## WHAT THIS TASK INVOLVES
Select all lines holding the word "Ayvaz" from the entries that follow.

## SUPPLIED INFORMATION
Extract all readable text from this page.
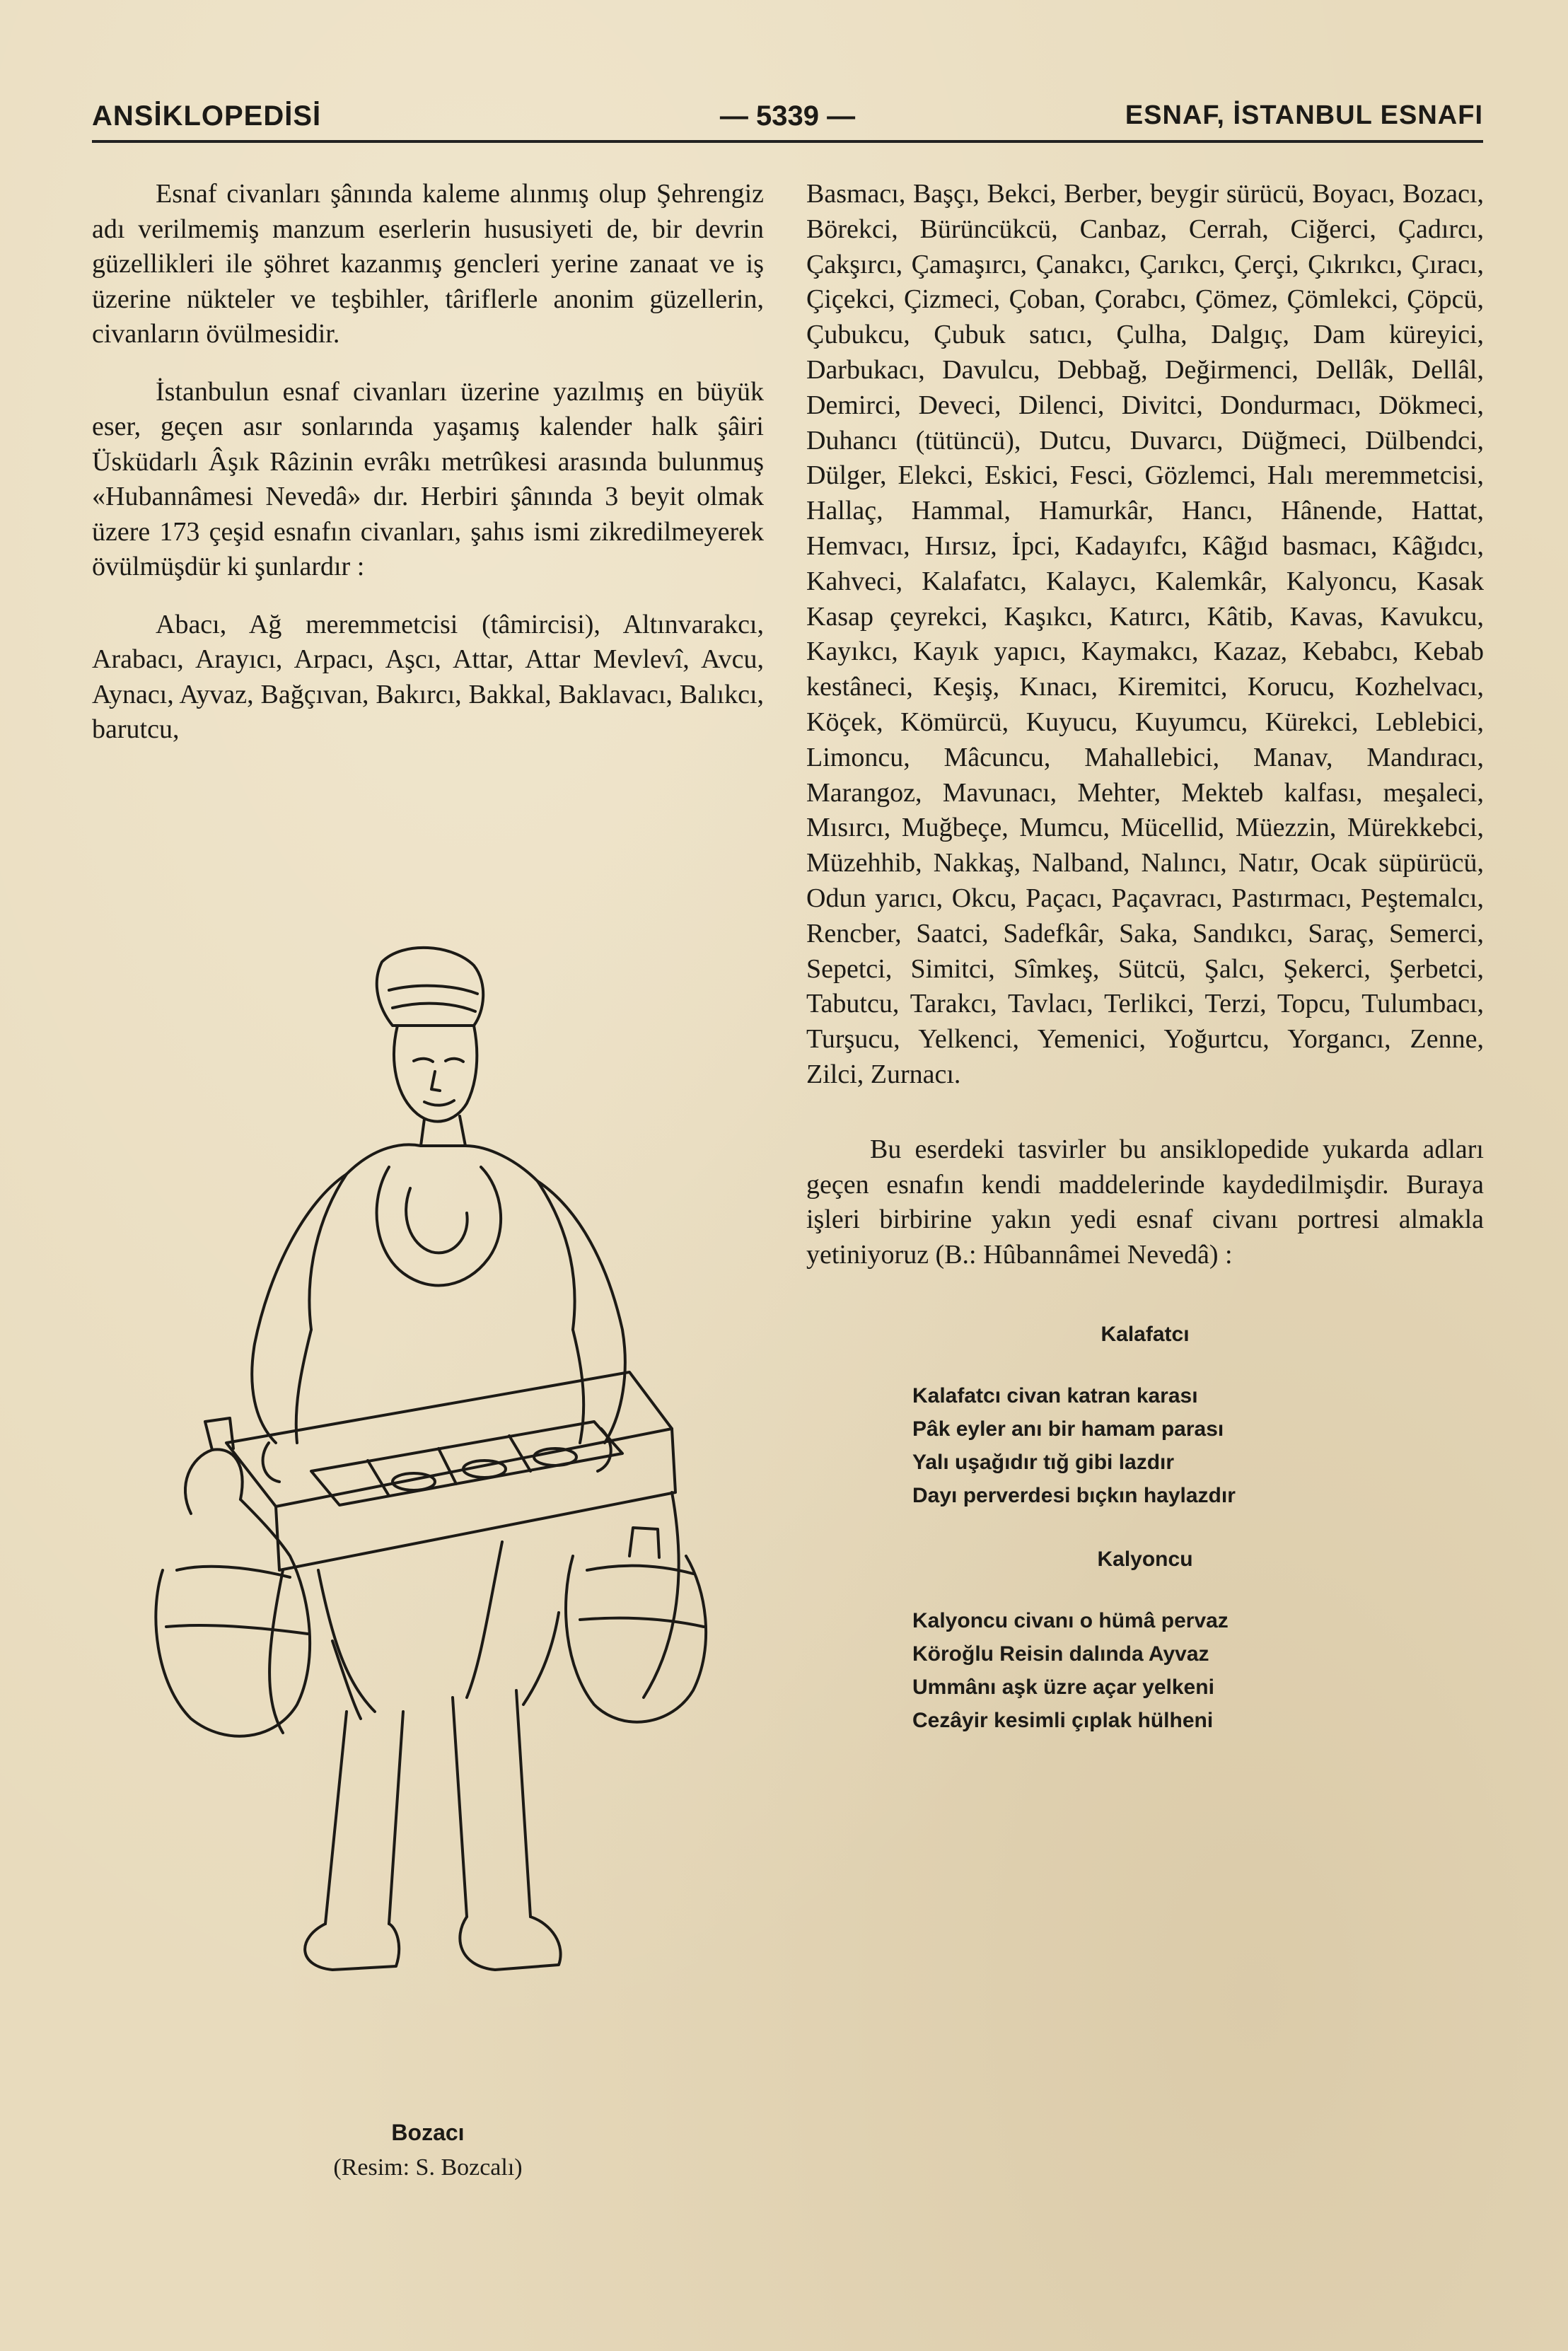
ANSİKLOPEDİSİ	— 5339 —	ESNAF, İSTANBUL ESNAFI

Esnaf civanları şânında kaleme alınmış olup Şehrengiz adı verilmemiş manzum eserlerin hususiyeti de, bir devrin güzellikleri ile şöhret kazanmış gencleri yerine zanaat ve iş üzerine nükteler ve teşbihler, târiflerle anonim güzellerin, civanların övülmesidir.

İstanbulun esnaf civanları üzerine yazılmış en büyük eser, geçen asır sonlarında yaşamış kalender halk şâiri Üsküdarlı Âşık Râzinin evrâkı metrûkesi arasında bulunmuş «Hubannâmesi Nevedâ» dır. Herbiri şânında 3 beyit olmak üzere 173 çeşid esnafın civanları, şahıs ismi zikredilmeyerek övülmüşdür ki şunlardır :

Abacı, Ağ meremmetcisi (tâmircisi), Altınvarakcı, Arabacı, Arayıcı, Arpacı, Aşcı, Attar, Attar Mevlevî, Avcu, Aynacı, Ayvaz, Bağçıvan, Bakırcı, Bakkal, Baklavacı, Balıkcı, barutcu,

Bozacı
(Resim: S. Bozcalı)

Basmacı, Başçı, Bekci, Berber, beygir sürücü, Boyacı, Bozacı, Börekci, Bürüncükcü, Canbaz, Cerrah, Ciğerci, Çadırcı, Çakşırcı, Çamaşırcı, Çanakcı, Çarıkcı, Çerçi, Çıkrıkcı, Çıracı, Çiçekci, Çizmeci, Çoban, Çorabcı, Çömez, Çömlekci, Çöpcü, Çubukcu, Çubuk satıcı, Çulha, Dalgıç, Dam küreyici, Darbukacı, Davulcu, Debbağ, Değirmenci, Dellâk, Dellâl, Demirci, Deveci, Dilenci, Divitci, Dondurmacı, Dökmeci, Duhancı (tütüncü), Dutcu, Duvarcı, Düğmeci, Dülbendci, Dülger, Elekci, Eskici, Fesci, Gözlemci, Halı meremmetcisi, Hallaç, Hammal, Hamurkâr, Hancı, Hânende, Hattat, Hemvacı, Hırsız, İpci, Kadayıfcı, Kâğıd basmacı, Kâğıdcı, Kahveci, Kalafatcı, Kalaycı, Kalemkâr, Kalyoncu, Kasak Kasap çeyrekci, Kaşıkcı, Katırcı, Kâtib, Kavas, Kavukcu, Kayıkcı, Kayık yapıcı, Kaymakcı, Kazaz, Kebabcı, Kebab kestâneci, Keşiş, Kınacı, Kiremitci, Korucu, Kozhelvacı, Köçek, Kömürcü, Kuyucu, Kuyumcu, Kürekci, Leblebici, Limoncu, Mâcuncu, Mahallebici, Manav, Mandıracı, Marangoz, Mavunacı, Mehter, Mekteb kalfası, meşaleci, Mısırcı, Muğbeçe, Mumcu, Mücellid, Müezzin, Mürekkebci, Müzehhib, Nakkaş, Nalband, Nalıncı, Natır, Ocak süpürücü, Odun yarıcı, Okcu, Paçacı, Paçavracı, Pastırmacı, Peştemalcı, Rencber, Saatci, Sadefkâr, Saka, Sandıkcı, Saraç, Semerci, Sepetci, Simitci, Sîmkeş, Sütcü, Şalcı, Şekerci, Şerbetci, Tabutcu, Tarakcı, Tavlacı, Terlikci, Terzi, Topcu, Tulumbacı, Turşucu, Yelkenci, Yemenici, Yoğurtcu, Yorgancı, Zenne, Zilci, Zurnacı.

Bu eserdeki tasvirler bu ansiklopedide yukarda adları geçen esnafın kendi maddelerinde kaydedilmişdir. Buraya işleri birbirine yakın yedi esnaf civanı portresi almakla yetiniyoruz (B.: Hûbannâmei Nevedâ) :

Kalafatcı
Kalafatcı civan katran karası
Pâk eyler anı bir hamam parası
Yalı uşağıdır tığ gibi lazdır
Dayı perverdesi bıçkın haylazdır
Kalyoncu
Kalyoncu civanı o hümâ pervaz
Köroğlu Reisin dalında Ayvaz
Ummânı aşk üzre açar yelkeni
Cezâyir kesimli çıplak hülheni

## FINAL RESULT
Abacı, Ağ meremmetcisi (tâmircisi), Altınvarakcı, Arabacı, Arayıcı, Arpacı, Aşcı, Attar, Attar Mevlevî, Avcu, Aynacı, Ayvaz, Bağçıvan, Bakırcı, Bakkal, Baklavacı, Balıkcı, barutcu,
Köroğlu Reisin dalında Ayvaz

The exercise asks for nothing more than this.